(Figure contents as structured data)

----------------

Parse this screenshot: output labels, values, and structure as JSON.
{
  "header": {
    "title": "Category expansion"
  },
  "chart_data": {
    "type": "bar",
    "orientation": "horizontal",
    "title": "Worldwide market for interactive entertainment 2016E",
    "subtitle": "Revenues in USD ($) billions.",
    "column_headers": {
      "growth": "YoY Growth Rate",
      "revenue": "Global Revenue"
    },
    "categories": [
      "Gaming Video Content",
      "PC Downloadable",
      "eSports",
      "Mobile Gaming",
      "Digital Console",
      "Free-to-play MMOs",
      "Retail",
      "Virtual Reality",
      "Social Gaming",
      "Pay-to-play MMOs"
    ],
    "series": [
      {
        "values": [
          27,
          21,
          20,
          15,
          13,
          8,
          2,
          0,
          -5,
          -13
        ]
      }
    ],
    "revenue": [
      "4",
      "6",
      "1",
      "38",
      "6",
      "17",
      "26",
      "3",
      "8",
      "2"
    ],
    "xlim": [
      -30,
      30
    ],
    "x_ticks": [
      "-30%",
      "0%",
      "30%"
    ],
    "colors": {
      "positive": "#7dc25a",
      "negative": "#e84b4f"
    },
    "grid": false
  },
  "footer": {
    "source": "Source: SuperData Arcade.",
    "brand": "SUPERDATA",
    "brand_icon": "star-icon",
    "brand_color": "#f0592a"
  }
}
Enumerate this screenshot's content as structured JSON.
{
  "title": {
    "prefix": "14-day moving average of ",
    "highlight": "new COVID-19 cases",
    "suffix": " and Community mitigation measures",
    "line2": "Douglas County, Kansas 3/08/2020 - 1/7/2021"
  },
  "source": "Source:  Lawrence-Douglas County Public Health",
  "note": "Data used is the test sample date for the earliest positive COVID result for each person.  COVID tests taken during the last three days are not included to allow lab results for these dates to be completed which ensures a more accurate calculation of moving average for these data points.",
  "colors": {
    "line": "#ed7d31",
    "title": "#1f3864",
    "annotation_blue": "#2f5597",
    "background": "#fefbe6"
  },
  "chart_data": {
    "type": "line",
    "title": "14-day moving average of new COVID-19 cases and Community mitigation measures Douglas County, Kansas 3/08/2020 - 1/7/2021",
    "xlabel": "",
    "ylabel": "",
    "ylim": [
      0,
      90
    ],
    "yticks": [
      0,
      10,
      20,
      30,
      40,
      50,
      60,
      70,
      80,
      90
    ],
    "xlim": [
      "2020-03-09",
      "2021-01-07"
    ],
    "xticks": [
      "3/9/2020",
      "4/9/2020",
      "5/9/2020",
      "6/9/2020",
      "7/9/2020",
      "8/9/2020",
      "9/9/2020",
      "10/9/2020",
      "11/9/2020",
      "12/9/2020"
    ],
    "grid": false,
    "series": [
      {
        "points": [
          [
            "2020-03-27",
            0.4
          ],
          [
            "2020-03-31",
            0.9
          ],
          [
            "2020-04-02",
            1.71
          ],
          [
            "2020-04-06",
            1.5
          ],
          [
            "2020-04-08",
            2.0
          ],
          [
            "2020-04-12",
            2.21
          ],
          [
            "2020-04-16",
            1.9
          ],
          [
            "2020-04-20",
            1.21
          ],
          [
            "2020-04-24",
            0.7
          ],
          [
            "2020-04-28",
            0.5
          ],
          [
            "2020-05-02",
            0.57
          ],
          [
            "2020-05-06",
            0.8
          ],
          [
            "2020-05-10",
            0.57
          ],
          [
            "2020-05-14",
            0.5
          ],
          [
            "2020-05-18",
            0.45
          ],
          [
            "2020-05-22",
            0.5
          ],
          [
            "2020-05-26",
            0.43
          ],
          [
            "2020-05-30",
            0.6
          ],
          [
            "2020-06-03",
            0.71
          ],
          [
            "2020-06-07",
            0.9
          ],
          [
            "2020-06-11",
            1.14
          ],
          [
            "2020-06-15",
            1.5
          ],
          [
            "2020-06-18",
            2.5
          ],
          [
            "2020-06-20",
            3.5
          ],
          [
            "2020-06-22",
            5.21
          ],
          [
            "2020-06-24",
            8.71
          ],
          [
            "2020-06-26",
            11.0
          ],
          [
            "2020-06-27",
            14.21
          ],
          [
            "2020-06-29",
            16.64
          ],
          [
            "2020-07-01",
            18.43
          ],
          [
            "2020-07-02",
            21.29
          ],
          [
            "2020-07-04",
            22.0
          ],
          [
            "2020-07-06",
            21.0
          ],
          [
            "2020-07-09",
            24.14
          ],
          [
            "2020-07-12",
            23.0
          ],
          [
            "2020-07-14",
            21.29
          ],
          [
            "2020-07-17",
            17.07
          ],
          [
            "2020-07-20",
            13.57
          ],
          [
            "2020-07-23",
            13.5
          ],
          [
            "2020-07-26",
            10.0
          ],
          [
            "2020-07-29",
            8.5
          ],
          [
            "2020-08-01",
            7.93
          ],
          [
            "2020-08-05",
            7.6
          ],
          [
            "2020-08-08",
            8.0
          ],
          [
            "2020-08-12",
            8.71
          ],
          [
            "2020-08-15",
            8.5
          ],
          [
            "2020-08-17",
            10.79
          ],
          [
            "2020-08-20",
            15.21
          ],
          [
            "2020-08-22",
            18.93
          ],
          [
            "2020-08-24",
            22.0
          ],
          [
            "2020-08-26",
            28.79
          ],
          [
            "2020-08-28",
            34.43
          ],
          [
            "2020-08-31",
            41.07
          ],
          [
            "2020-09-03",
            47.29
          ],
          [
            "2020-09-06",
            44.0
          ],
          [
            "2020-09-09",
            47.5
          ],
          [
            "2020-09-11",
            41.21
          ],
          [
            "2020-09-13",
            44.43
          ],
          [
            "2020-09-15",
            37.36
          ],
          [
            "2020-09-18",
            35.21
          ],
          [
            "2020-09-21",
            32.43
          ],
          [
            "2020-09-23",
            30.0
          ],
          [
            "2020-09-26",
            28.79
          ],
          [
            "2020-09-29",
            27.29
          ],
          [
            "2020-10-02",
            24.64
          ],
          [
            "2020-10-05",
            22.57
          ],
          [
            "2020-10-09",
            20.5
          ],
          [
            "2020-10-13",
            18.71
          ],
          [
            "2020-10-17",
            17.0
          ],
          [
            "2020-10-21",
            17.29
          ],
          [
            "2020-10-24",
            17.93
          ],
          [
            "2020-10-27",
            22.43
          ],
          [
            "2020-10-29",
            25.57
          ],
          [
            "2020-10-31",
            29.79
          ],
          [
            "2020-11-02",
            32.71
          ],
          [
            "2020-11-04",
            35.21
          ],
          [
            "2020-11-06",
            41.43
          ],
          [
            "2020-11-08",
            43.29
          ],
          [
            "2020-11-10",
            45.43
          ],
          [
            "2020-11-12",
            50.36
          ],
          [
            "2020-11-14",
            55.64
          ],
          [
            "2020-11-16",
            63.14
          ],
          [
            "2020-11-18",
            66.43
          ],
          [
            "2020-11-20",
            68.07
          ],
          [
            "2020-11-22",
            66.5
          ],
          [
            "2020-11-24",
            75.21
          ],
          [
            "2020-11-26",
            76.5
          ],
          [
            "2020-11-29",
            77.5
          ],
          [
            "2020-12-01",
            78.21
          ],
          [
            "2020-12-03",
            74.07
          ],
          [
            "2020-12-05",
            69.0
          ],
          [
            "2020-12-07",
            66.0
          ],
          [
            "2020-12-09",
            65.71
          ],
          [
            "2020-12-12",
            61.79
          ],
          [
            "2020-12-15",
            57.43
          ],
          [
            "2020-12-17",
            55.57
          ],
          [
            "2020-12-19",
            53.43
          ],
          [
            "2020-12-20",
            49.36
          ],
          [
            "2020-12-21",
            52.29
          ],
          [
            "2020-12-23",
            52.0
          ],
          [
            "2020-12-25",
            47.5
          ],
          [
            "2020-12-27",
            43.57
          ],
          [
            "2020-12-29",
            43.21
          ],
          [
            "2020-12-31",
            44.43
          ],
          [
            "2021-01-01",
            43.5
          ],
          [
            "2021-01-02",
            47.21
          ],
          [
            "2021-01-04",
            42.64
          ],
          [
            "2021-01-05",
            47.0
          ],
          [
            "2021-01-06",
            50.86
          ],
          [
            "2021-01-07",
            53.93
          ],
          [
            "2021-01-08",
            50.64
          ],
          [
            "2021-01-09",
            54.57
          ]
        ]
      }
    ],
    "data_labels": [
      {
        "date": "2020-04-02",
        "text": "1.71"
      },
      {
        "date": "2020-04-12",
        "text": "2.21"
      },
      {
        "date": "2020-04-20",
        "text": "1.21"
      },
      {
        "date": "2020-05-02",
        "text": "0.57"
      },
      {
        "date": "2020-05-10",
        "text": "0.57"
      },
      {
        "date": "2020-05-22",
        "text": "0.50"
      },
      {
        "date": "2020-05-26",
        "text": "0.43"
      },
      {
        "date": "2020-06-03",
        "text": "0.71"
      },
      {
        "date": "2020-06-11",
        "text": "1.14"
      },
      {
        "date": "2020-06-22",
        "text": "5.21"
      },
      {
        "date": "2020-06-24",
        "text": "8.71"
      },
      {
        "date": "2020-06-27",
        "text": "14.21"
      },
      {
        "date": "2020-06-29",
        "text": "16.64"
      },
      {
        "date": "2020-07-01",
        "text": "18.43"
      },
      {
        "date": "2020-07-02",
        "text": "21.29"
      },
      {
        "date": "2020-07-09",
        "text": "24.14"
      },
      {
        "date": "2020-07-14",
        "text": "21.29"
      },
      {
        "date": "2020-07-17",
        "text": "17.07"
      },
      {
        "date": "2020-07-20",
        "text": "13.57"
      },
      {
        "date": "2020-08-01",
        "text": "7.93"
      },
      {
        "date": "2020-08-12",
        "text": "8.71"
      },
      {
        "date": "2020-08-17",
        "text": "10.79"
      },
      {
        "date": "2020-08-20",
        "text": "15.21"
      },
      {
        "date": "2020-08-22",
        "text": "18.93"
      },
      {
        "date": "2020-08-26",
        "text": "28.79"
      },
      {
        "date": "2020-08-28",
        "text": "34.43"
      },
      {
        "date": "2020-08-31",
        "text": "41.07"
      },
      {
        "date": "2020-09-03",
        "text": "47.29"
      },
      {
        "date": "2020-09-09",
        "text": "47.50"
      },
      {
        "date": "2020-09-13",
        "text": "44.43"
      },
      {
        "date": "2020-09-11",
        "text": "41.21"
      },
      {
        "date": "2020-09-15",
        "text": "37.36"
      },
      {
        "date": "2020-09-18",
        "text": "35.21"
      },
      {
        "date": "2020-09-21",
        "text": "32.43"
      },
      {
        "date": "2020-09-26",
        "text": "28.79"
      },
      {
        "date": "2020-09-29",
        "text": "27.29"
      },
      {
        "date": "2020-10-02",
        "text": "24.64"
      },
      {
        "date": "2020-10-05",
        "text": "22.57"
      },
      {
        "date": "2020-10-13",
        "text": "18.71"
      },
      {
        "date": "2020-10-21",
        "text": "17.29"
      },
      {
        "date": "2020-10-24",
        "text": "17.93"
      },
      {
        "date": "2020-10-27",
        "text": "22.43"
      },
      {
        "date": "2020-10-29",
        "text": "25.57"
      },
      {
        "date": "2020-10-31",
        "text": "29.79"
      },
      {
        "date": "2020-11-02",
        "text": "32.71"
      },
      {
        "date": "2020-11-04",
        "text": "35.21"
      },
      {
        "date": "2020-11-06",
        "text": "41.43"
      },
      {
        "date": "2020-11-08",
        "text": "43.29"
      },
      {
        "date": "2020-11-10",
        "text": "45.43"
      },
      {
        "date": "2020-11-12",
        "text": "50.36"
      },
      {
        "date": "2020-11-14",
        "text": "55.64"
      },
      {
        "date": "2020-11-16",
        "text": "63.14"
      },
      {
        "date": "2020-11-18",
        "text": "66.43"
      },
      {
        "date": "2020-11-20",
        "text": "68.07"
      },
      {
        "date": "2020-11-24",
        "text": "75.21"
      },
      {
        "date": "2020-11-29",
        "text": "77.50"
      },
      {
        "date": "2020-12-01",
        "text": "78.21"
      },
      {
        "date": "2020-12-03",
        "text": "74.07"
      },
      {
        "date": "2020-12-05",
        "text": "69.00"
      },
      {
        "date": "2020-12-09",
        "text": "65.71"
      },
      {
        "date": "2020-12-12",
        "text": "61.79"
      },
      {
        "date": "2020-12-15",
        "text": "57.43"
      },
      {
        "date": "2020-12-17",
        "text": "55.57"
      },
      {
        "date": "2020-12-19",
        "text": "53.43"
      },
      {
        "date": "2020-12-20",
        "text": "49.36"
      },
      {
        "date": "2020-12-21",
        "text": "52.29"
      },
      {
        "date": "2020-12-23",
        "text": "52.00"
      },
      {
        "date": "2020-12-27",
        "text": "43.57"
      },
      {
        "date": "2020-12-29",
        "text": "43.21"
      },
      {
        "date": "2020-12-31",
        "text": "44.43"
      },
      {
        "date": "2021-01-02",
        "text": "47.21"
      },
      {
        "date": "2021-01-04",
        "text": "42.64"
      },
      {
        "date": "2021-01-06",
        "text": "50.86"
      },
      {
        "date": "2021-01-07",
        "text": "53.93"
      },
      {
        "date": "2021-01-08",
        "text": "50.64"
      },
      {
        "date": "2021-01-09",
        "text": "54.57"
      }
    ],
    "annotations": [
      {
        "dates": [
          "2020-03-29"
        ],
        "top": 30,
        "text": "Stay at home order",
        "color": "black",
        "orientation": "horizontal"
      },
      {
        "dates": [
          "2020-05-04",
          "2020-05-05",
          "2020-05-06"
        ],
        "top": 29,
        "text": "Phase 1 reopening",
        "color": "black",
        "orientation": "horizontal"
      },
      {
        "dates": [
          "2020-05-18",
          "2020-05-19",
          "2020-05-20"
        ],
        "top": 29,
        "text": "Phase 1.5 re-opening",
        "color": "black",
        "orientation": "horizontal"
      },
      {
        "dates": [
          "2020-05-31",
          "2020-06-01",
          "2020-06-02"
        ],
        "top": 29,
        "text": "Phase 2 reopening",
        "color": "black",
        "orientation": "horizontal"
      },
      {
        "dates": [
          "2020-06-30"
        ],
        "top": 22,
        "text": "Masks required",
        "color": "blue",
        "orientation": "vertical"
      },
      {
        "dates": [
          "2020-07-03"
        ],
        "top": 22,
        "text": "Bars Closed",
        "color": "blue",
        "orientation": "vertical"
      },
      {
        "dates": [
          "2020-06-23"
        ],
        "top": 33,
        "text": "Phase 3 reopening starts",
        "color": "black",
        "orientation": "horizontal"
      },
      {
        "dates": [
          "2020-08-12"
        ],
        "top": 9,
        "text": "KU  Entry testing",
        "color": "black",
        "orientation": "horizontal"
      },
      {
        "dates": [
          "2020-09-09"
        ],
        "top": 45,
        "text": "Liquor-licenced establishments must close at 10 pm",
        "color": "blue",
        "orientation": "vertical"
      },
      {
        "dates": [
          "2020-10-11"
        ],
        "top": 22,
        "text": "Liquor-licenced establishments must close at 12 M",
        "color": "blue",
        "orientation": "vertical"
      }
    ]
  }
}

----------------

◆ WRITTEN TASK
Copy each line that holds the word "Source".

◆ COMPLETE RESPONSE
    "source": "Source: SuperData Arcade.",
  "source": "Source:  Lawrence-Douglas County Public Health",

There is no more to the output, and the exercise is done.